PROBLEM DESCRIPTION> Would you extract the whole listing below and retype it exactly?

[Dataset items]
━━━━━━

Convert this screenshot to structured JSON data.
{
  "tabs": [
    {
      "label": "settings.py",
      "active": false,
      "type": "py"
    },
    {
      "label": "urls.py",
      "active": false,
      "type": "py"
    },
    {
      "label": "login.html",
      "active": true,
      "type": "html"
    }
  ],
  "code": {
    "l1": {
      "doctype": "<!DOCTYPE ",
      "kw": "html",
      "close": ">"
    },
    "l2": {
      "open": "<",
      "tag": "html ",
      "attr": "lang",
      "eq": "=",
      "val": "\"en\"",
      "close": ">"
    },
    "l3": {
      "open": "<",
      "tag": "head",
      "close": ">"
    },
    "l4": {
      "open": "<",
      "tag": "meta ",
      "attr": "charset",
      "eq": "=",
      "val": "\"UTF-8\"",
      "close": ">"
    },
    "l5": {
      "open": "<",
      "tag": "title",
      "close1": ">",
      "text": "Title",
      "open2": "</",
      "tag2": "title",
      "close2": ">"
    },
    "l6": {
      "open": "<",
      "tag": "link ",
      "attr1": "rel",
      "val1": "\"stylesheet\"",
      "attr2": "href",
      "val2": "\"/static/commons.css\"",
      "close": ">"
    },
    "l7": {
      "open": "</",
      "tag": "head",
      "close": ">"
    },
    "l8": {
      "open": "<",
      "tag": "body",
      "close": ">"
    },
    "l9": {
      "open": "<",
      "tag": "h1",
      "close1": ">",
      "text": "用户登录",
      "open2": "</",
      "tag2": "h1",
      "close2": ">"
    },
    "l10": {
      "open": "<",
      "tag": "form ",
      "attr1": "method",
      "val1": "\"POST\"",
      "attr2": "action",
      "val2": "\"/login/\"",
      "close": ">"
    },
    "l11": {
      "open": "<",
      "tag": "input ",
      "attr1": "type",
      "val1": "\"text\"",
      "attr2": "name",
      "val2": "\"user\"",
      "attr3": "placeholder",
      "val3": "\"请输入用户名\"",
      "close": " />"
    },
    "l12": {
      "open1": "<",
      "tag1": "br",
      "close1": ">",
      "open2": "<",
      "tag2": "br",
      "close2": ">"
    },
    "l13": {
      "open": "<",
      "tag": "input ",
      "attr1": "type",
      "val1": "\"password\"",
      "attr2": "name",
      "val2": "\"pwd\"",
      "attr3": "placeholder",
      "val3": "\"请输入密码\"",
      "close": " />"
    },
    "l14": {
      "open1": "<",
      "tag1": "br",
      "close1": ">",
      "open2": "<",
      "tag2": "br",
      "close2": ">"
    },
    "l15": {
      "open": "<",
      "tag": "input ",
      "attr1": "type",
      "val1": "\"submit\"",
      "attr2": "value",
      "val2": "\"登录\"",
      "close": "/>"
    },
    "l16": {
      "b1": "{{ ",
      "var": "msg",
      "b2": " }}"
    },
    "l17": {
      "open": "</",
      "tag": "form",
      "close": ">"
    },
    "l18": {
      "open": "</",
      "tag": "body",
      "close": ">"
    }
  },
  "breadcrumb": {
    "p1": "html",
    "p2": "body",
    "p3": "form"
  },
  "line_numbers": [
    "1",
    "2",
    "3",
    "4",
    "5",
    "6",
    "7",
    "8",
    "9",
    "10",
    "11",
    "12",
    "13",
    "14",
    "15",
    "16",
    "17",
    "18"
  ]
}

━━━━━━

THE OUTPUT>
Convert this screenshot to structured JSON data.
{
  "tabs": [
    {
      "label": "settings.py",
      "active": false,
      "type": "py"
    },
    {
      "label": "urls.py",
      "active": false,
      "type": "py"
    },
    {
      "label": "login.html",
      "active": true,
      "type": "html"
    }
  ],
  "code": {
    "l1": {
      "doctype": "<!DOCTYPE ",
      "kw": "html",
      "close": ">"
    },
    "l2": {
      "open": "<",
      "tag": "html ",
      "attr": "lang",
      "eq": "=",
      "val": "\"en\"",
      "close": ">"
    },
    "l3": {
      "open": "<",
      "tag": "head",
      "close": ">"
    },
    "l4": {
      "open": "<",
      "tag": "meta ",
      "attr": "charset",
      "eq": "=",
      "val": "\"UTF-8\"",
      "close": ">"
    },
    "l5": {
      "open": "<",
      "tag": "title",
      "close1": ">",
      "text": "Title",
      "open2": "</",
      "tag2": "title",
      "close2": ">"
    },
    "l6": {
      "open": "<",
      "tag": "link ",
      "attr1": "rel",
      "val1": "\"stylesheet\"",
      "attr2": "href",
      "val2": "\"/static/commons.css\"",
      "close": ">"
    },
    "l7": {
      "open": "</",
      "tag": "head",
      "close": ">"
    },
    "l8": {
      "open": "<",
      "tag": "body",
      "close": ">"
    },
    "l9": {
      "open": "<",
      "tag": "h1",
      "close1": ">",
      "text": "用户登录",
      "open2": "</",
      "tag2": "h1",
      "close2": ">"
    },
    "l10": {
      "open": "<",
      "tag": "form ",
      "attr1": "method",
      "val1": "\"POST\"",
      "attr2": "action",
      "val2": "\"/login/\"",
      "close": ">"
    },
    "l11": {
      "open": "<",
      "tag": "input ",
      "attr1": "type",
      "val1": "\"text\"",
      "attr2": "name",
      "val2": "\"user\"",
      "attr3": "placeholder",
      "val3": "\"请输入用户名\"",
      "close": " />"
    },
    "l12": {
      "open1": "<",
      "tag1": "br",
      "close1": ">",
      "open2": "<",
      "tag2": "br",
      "close2": ">"
    },
    "l13": {
      "open": "<",
      "tag": "input ",
      "attr1": "type",
      "val1": "\"password\"",
      "attr2": "name",
      "val2": "\"pwd\"",
      "attr3": "placeholder",
      "val3": "\"请输入密码\"",
      "close": " />"
    },
    "l14": {
      "open1": "<",
      "tag1": "br",
      "close1": ">",
      "open2": "<",
      "tag2": "br",
      "close2": ">"
    },
    "l15": {
      "open": "<",
      "tag": "input ",
      "attr1": "type",
      "val1": "\"submit\"",
      "attr2": "value",
      "val2": "\"登录\"",
      "close": "/>"
    },
    "l16": {
      "b1": "{{ ",
      "var": "msg",
      "b2": " }}"
    },
    "l17": {
      "open": "</",
      "tag": "form",
      "close": ">"
    },
    "l18": {
      "open": "</",
      "tag": "body",
      "close": ">"
    }
  },
  "breadcrumb": {
    "p1": "html",
    "p2": "body",
    "p3": "form"
  },
  "line_numbers": [
    "1",
    "2",
    "3",
    "4",
    "5",
    "6",
    "7",
    "8",
    "9",
    "10",
    "11",
    "12",
    "13",
    "14",
    "15",
    "16",
    "17",
    "18"
  ]
}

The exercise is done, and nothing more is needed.